- TASK DETAILS: From the entries below, copy every line that holds the word "Timing".

- SOURCE DATA:
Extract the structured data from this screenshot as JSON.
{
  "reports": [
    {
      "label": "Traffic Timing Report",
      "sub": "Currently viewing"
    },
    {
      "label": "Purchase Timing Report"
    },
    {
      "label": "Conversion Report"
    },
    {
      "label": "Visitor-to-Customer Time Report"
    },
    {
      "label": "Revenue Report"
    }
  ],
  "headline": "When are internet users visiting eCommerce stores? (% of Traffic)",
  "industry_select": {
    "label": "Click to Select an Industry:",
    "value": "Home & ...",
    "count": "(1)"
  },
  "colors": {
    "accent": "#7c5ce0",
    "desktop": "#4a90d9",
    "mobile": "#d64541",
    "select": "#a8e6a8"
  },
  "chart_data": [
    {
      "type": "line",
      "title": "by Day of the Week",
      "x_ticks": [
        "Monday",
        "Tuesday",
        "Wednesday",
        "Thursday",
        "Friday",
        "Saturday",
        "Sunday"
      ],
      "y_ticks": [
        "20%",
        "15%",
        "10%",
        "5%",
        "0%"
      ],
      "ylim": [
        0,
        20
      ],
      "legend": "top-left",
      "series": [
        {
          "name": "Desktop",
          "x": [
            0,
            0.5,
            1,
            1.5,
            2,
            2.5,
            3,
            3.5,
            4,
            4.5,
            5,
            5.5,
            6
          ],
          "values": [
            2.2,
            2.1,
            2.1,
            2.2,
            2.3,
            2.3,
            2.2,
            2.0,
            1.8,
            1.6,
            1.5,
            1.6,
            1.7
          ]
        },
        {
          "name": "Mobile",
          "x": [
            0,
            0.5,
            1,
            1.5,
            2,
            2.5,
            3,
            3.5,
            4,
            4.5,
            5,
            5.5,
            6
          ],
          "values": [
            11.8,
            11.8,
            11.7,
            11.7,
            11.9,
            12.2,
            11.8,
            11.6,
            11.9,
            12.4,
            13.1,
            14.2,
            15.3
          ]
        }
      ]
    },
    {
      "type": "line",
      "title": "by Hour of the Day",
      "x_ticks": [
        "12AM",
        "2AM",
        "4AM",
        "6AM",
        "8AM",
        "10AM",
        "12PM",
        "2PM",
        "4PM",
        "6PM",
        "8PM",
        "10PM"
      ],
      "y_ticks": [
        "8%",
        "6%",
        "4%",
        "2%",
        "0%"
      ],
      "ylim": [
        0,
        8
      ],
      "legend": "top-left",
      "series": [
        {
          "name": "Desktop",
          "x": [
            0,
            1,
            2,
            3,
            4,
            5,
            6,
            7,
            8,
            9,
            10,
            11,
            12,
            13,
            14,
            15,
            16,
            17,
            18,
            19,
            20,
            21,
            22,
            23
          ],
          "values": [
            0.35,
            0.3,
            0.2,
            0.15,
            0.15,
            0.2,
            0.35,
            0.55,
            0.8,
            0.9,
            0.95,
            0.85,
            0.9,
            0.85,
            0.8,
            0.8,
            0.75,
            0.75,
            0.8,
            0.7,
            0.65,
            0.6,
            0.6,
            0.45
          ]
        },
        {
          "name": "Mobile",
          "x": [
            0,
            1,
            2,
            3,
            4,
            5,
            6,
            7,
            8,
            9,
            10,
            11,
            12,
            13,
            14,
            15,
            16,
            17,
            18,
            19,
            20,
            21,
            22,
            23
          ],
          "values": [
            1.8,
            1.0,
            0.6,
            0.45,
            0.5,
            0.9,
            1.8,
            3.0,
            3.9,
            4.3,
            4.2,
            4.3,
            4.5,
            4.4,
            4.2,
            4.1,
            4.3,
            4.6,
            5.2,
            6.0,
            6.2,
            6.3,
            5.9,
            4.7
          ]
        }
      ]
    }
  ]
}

- THE REPLY:
      "label": "Traffic Timing Report",
      "label": "Purchase Timing Report"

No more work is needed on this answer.